→ **Problem to solve**
Where a line holds the string "open", return that line.

→ **Provided records**

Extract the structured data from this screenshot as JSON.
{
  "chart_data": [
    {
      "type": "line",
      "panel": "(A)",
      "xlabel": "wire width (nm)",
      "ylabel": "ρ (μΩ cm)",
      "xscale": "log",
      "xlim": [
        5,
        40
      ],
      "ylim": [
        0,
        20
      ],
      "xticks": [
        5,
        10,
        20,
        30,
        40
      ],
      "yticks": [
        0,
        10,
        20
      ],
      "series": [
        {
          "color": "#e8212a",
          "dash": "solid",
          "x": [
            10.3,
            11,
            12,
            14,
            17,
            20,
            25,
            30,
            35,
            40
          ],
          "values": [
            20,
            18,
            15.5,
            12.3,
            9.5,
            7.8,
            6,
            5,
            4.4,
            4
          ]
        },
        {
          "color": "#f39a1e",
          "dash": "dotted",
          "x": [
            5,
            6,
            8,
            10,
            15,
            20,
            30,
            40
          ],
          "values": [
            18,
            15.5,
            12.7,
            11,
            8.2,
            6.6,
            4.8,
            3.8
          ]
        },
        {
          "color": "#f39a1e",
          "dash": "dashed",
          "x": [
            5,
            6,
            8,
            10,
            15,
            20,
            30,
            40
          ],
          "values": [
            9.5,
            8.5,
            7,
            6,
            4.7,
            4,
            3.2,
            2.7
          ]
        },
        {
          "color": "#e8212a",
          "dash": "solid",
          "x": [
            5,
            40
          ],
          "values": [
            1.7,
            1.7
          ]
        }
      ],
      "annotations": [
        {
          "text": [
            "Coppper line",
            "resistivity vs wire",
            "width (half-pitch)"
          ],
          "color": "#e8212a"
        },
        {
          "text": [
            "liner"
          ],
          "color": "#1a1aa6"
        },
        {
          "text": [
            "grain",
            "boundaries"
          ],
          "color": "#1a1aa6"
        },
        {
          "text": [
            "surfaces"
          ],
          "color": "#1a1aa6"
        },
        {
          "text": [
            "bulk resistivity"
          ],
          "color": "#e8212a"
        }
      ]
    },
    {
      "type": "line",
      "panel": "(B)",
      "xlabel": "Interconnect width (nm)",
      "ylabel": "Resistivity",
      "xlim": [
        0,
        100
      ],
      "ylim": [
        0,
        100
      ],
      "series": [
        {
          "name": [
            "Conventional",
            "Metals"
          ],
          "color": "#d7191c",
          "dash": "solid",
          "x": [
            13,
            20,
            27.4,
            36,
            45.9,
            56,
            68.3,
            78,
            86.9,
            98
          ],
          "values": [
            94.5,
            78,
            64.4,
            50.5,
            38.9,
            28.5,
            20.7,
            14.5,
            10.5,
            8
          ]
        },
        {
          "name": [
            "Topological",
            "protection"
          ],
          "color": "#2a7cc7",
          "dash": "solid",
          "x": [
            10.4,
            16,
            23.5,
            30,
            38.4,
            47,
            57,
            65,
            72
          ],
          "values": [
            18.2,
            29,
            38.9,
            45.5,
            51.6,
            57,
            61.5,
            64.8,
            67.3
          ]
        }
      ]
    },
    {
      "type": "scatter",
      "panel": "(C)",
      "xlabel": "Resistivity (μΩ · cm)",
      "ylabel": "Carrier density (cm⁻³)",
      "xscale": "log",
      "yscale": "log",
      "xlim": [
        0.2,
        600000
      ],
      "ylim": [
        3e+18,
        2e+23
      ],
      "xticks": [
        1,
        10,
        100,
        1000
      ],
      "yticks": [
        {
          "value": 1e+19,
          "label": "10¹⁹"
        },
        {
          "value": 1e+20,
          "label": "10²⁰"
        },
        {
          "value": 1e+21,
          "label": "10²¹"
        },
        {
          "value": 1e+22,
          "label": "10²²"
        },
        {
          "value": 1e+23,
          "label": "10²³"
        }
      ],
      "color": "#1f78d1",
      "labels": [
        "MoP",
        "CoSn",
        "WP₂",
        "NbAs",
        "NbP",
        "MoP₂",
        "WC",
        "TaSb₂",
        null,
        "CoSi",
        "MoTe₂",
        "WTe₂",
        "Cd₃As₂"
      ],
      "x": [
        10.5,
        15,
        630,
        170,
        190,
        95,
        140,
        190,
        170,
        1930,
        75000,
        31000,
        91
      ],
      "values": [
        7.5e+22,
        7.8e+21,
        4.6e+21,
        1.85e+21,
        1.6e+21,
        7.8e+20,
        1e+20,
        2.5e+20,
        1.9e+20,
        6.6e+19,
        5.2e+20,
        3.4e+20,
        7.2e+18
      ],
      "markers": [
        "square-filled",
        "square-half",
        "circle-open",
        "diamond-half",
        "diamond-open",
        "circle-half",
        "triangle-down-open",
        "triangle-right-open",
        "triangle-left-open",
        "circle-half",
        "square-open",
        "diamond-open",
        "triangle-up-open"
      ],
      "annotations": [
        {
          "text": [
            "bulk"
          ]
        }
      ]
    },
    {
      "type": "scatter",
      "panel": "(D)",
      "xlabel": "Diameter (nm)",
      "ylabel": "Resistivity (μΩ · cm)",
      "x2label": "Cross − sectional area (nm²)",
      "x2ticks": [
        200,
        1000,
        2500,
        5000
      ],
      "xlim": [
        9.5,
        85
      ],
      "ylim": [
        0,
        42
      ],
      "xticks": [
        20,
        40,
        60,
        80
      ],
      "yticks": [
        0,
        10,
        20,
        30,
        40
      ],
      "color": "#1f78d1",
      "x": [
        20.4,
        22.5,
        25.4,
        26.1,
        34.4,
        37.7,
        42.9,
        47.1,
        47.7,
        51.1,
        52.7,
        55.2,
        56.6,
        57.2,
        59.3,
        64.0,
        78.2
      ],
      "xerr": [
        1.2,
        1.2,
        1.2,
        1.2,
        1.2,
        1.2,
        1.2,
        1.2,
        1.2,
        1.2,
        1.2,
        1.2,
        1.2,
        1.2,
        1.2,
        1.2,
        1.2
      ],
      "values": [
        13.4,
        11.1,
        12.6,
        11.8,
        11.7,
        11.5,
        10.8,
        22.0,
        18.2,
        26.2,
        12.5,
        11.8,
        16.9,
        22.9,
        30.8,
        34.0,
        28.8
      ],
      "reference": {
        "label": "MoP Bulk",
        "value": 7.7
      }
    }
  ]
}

→ **The output**
        "circle-open",
        "diamond-open",
        "triangle-down-open",
        "triangle-right-open",
        "triangle-left-open",
        "square-open",
        "diamond-open",
        "triangle-up-open"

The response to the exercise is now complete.